Records ▸

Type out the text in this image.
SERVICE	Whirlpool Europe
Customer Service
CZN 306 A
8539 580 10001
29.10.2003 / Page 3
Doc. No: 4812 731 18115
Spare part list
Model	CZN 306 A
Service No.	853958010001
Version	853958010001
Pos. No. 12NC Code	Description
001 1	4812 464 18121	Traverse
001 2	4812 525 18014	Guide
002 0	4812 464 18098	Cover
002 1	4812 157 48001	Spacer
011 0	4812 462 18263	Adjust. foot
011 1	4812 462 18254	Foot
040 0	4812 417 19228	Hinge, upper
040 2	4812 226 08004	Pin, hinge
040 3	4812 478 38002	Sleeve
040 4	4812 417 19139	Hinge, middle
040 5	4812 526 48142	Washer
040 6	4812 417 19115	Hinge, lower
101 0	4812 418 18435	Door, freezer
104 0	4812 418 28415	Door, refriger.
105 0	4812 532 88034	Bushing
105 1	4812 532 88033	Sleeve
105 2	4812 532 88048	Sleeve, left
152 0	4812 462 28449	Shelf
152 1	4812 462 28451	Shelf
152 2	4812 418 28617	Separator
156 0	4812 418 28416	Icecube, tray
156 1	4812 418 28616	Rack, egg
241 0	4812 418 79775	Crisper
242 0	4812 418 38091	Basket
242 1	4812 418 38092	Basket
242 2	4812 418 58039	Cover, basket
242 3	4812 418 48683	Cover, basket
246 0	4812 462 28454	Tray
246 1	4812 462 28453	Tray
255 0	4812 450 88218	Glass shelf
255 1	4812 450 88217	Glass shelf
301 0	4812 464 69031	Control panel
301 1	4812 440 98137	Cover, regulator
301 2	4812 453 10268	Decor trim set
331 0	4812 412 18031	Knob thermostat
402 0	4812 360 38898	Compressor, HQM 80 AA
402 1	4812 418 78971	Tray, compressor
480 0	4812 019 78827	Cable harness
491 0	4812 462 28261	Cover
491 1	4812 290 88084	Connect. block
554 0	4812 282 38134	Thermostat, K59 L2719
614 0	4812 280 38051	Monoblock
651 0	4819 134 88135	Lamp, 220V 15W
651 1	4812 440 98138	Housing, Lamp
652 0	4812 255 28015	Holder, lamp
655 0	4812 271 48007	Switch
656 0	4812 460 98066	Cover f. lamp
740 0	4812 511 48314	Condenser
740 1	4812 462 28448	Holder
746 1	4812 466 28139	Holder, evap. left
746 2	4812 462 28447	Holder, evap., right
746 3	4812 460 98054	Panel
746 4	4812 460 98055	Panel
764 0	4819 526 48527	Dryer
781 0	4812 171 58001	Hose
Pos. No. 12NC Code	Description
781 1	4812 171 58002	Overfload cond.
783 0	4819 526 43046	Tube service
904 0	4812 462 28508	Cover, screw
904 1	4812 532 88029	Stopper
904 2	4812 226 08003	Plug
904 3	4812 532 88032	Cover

Objective ▸
Output each record exactly, leaving nothing out.

Result of the task ▸
Type out the text in this image.
SERVICE	Whirlpool Europe
Customer Service
CZN 306 A
8539 580 10001
29.10.2003 / Page 3
Doc. No: 4812 731 18115
Spare part list
Model	CZN 306 A
Service No.	853958010001
Version	853958010001
Pos. No. 12NC Code	Description
001 1	4812 464 18121	Traverse
001 2	4812 525 18014	Guide
002 0	4812 464 18098	Cover
002 1	4812 157 48001	Spacer
011 0	4812 462 18263	Adjust. foot
011 1	4812 462 18254	Foot
040 0	4812 417 19228	Hinge, upper
040 2	4812 226 08004	Pin, hinge
040 3	4812 478 38002	Sleeve
040 4	4812 417 19139	Hinge, middle
040 5	4812 526 48142	Washer
040 6	4812 417 19115	Hinge, lower
101 0	4812 418 18435	Door, freezer
104 0	4812 418 28415	Door, refriger.
105 0	4812 532 88034	Bushing
105 1	4812 532 88033	Sleeve
105 2	4812 532 88048	Sleeve, left
152 0	4812 462 28449	Shelf
152 1	4812 462 28451	Shelf
152 2	4812 418 28617	Separator
156 0	4812 418 28416	Icecube, tray
156 1	4812 418 28616	Rack, egg
241 0	4812 418 79775	Crisper
242 0	4812 418 38091	Basket
242 1	4812 418 38092	Basket
242 2	4812 418 58039	Cover, basket
242 3	4812 418 48683	Cover, basket
246 0	4812 462 28454	Tray
246 1	4812 462 28453	Tray
255 0	4812 450 88218	Glass shelf
255 1	4812 450 88217	Glass shelf
301 0	4812 464 69031	Control panel
301 1	4812 440 98137	Cover, regulator
301 2	4812 453 10268	Decor trim set
331 0	4812 412 18031	Knob thermostat
402 0	4812 360 38898	Compressor, HQM 80 AA
402 1	4812 418 78971	Tray, compressor
480 0	4812 019 78827	Cable harness
491 0	4812 462 28261	Cover
491 1	4812 290 88084	Connect. block
554 0	4812 282 38134	Thermostat, K59 L2719
614 0	4812 280 38051	Monoblock
651 0	4819 134 88135	Lamp, 220V 15W
651 1	4812 440 98138	Housing, Lamp
652 0	4812 255 28015	Holder, lamp
655 0	4812 271 48007	Switch
656 0	4812 460 98066	Cover f. lamp
740 0	4812 511 48314	Condenser
740 1	4812 462 28448	Holder
746 1	4812 466 28139	Holder, evap. left
746 2	4812 462 28447	Holder, evap., right
746 3	4812 460 98054	Panel
746 4	4812 460 98055	Panel
764 0	4819 526 48527	Dryer
781 0	4812 171 58001	Hose
Pos. No. 12NC Code	Description
781 1	4812 171 58002	Overfload cond.
783 0	4819 526 43046	Tube service
904 0	4812 462 28508	Cover, screw
904 1	4812 532 88029	Stopper
904 2	4812 226 08003	Plug
904 3	4812 532 88032	Cover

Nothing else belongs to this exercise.